-- start of Given passage --

# Entertaining a betta



## MsAquarium (Mar 10, 2012)

I acquired my first Betta a few days ago and so far, so good. He's active, spunky, and has a good appetite.

My question is what are some things I can do to entertain him? He's in a 1.5 gallon atm until I can upgrade to a 5 or 10g.
I don't want him to become bored and lethargic.
I can sit and watch him hours. He's an absolute hoot to watch. I don't my Mr. Socrates to become bored.


----------



## lohachata (Jan 27, 2006)

well...you could do a polka for him...maybe kipups...how about some hop scotch...lol...
not sure they enjoy entertainment from us..would probably figure we are just nuts..


----------



## Mr. fish (Mar 8, 2011)

Lol Do the YMCA with a snorkel and some scuba gear on and he might just blow some air bubbles at the top for ya 

No, but really all you can do is just provide him a bigger home.. not much you can do to entertain a fish, they live a simple life.


----------



## Obsidian (May 20, 2007)

It is good to have your Betta do things like see itself in a mirror. It makes him want to fight himself, and alleviates any boredom you might be concerned about. I have heard that they like the "exercise."

-- end of Given passage --
-- start of Data listing --

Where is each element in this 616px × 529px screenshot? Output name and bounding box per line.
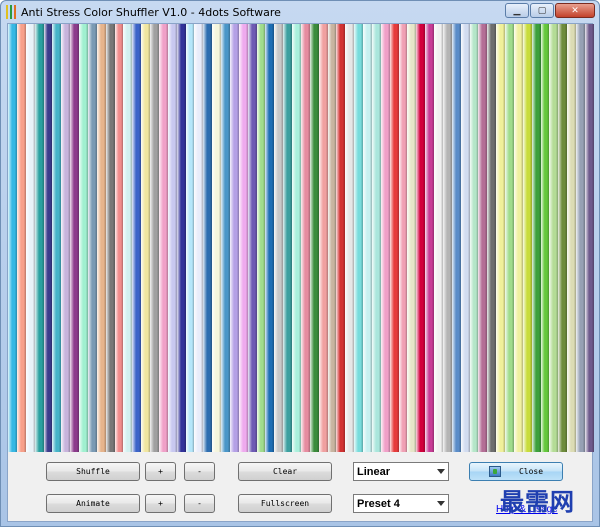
color-stripe — [522, 24, 532, 452]
window-controls: ▁ ▢ ✕ — [505, 3, 595, 18]
color-stripe — [212, 24, 221, 452]
color-stripe — [300, 24, 310, 452]
clear-button[interactable]: Clear — [238, 462, 332, 481]
color-stripe — [123, 24, 133, 452]
color-stripe — [460, 24, 470, 452]
color-stripe — [505, 24, 514, 452]
color-stripe — [416, 24, 426, 452]
color-stripe — [398, 24, 408, 452]
color-stripe — [8, 24, 17, 452]
color-stripe — [576, 24, 585, 452]
color-stripe — [354, 24, 363, 452]
color-stripe — [469, 24, 479, 452]
color-stripe — [371, 24, 381, 452]
color-stripe — [345, 24, 355, 452]
chevron-down-icon — [437, 501, 445, 506]
color-stripe — [61, 24, 71, 452]
gradient-type-value: Linear — [357, 465, 391, 478]
title-bar[interactable]: Anti Stress Color Shuffler V1.0 - 4dots … — [1, 1, 599, 23]
animate-minus-button[interactable]: - — [184, 494, 215, 513]
animate-plus-button[interactable]: + — [145, 494, 176, 513]
color-stripe — [531, 24, 541, 452]
color-stripe — [185, 24, 195, 452]
color-stripe — [238, 24, 248, 452]
color-stripe — [79, 24, 88, 452]
color-stripe — [70, 24, 79, 452]
close-window-icon[interactable]: ✕ — [555, 3, 595, 18]
client-area: Shuffle + - Clear Linear Close Animate +… — [7, 23, 594, 522]
color-stripe — [132, 24, 142, 452]
color-stripe — [150, 24, 159, 452]
color-stripe — [221, 24, 230, 452]
close-button-label: Close — [518, 467, 544, 476]
color-stripe — [176, 24, 186, 452]
color-stripe — [363, 24, 372, 452]
color-stripe — [292, 24, 301, 452]
color-stripe — [105, 24, 115, 452]
color-stripe — [540, 24, 550, 452]
preset-value: Preset 4 — [357, 497, 400, 510]
color-stripe — [52, 24, 62, 452]
chevron-down-icon — [437, 469, 445, 474]
color-stripe — [25, 24, 35, 452]
color-stripe — [434, 24, 443, 452]
color-stripe — [229, 24, 239, 452]
gradient-type-select[interactable]: Linear — [353, 462, 449, 481]
fullscreen-button[interactable]: Fullscreen — [238, 494, 332, 513]
color-stripe — [265, 24, 275, 452]
shuffle-button[interactable]: Shuffle — [46, 462, 140, 481]
color-stripe — [194, 24, 204, 452]
color-stripe — [87, 24, 97, 452]
color-stripe — [203, 24, 213, 452]
close-button[interactable]: Close — [469, 462, 563, 481]
color-stripe — [513, 24, 523, 452]
color-stripe — [274, 24, 284, 452]
shuffle-minus-button[interactable]: - — [184, 462, 215, 481]
minimize-icon[interactable]: ▁ — [505, 3, 529, 18]
color-stripe — [96, 24, 106, 452]
color-stripe — [451, 24, 461, 452]
app-window: Anti Stress Color Shuffler V1.0 - 4dots … — [0, 0, 600, 527]
color-stripes-canvas[interactable] — [8, 24, 594, 452]
color-stripe — [407, 24, 417, 452]
color-stripe — [34, 24, 44, 452]
color-stripe — [141, 24, 150, 452]
animate-button[interactable]: Animate — [46, 494, 140, 513]
color-stripe — [158, 24, 168, 452]
site-watermark: 最需网 — [500, 487, 575, 516]
color-stripe — [309, 24, 319, 452]
color-stripe — [16, 24, 26, 452]
color-stripe — [425, 24, 434, 452]
color-stripe — [327, 24, 337, 452]
window-title: Anti Stress Color Shuffler V1.0 - 4dots … — [21, 5, 281, 19]
color-stripe — [43, 24, 53, 452]
color-stripe — [487, 24, 497, 452]
color-stripe — [256, 24, 266, 452]
color-stripe — [380, 24, 390, 452]
color-stripe — [283, 24, 292, 452]
color-stripe — [549, 24, 559, 452]
color-stripe — [336, 24, 346, 452]
color-stripe — [584, 24, 594, 452]
exit-icon — [488, 466, 501, 477]
app-logo-icon — [6, 5, 16, 19]
color-stripe — [389, 24, 399, 452]
color-stripe — [318, 24, 328, 452]
color-stripe — [478, 24, 488, 452]
color-stripe — [442, 24, 452, 452]
color-stripe — [558, 24, 568, 452]
shuffle-plus-button[interactable]: + — [145, 462, 176, 481]
color-stripe — [247, 24, 257, 452]
color-stripe — [496, 24, 505, 452]
maximize-icon[interactable]: ▢ — [530, 3, 554, 18]
color-stripe — [114, 24, 124, 452]
preset-select[interactable]: Preset 4 — [353, 494, 449, 513]
color-stripe — [167, 24, 177, 452]
color-stripe — [567, 24, 576, 452]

-- end of Data listing --

▶ **Tasks for this exercise**:
(a) In the betta thread, what size tank is the new betta kept in for now?
(b) List the usernames of everyone who posts in the betta thread.
(c) Write the next part of the forum thread on entertaining a betta, starting after its last post.

▶ **Answers to each task**:
(a) A 1.5-gallon tank, until it can be upgraded to a 5 or 10 gallon.

(b) MsAquarium, lohachata, Mr. fish, Obsidian

(c)
----------



## emc7 (Jul 23, 2005)

Some people put a mirror up for an hour or two so he can practice flaring. I have heard of goldfish that play with pingpong balls and some Acei that watch TV. And you can train some fish with food. 

But, in general, fish that defend territories like to be left alone. Cichlids, betta, and gourami will get more exercise if they have other fish to chase away, but they will also be stressed. They don't need friends or playmates. You can give your adult fish a cute name, but it doesn't make it childlike. Think grouchy old man, not lonely little kid.


----------



## lohachata (Jan 27, 2006)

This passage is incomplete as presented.